[BEGIN RECORDS FOR PROCESSING]
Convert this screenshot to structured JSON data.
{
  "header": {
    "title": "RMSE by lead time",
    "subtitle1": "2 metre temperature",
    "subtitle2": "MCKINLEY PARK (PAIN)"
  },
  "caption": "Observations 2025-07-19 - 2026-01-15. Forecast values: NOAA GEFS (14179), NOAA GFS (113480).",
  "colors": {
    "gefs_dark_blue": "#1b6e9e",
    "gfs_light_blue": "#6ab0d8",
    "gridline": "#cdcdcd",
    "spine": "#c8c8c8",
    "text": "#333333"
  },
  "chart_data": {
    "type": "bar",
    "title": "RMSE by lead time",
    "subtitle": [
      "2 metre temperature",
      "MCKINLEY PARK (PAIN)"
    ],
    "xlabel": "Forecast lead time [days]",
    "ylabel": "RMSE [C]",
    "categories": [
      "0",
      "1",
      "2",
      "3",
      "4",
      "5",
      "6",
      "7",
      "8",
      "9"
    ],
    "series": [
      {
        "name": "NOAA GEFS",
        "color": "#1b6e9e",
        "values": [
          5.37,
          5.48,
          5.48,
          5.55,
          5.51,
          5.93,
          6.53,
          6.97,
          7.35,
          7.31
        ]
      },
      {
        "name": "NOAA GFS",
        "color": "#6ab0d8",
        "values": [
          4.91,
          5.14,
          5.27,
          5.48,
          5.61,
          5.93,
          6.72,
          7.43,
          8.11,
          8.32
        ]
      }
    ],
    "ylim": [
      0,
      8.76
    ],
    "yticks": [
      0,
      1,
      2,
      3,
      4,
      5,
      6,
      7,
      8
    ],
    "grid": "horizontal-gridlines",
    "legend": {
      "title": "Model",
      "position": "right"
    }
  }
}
[END RECORDS FOR PROCESSING]
* _GIVEN REQUEST_
Check every line for "temperature" and show the ones that have it.

* _OUTPUT BELOW_
    "subtitle1": "2 metre temperature",
      "2 metre temperature",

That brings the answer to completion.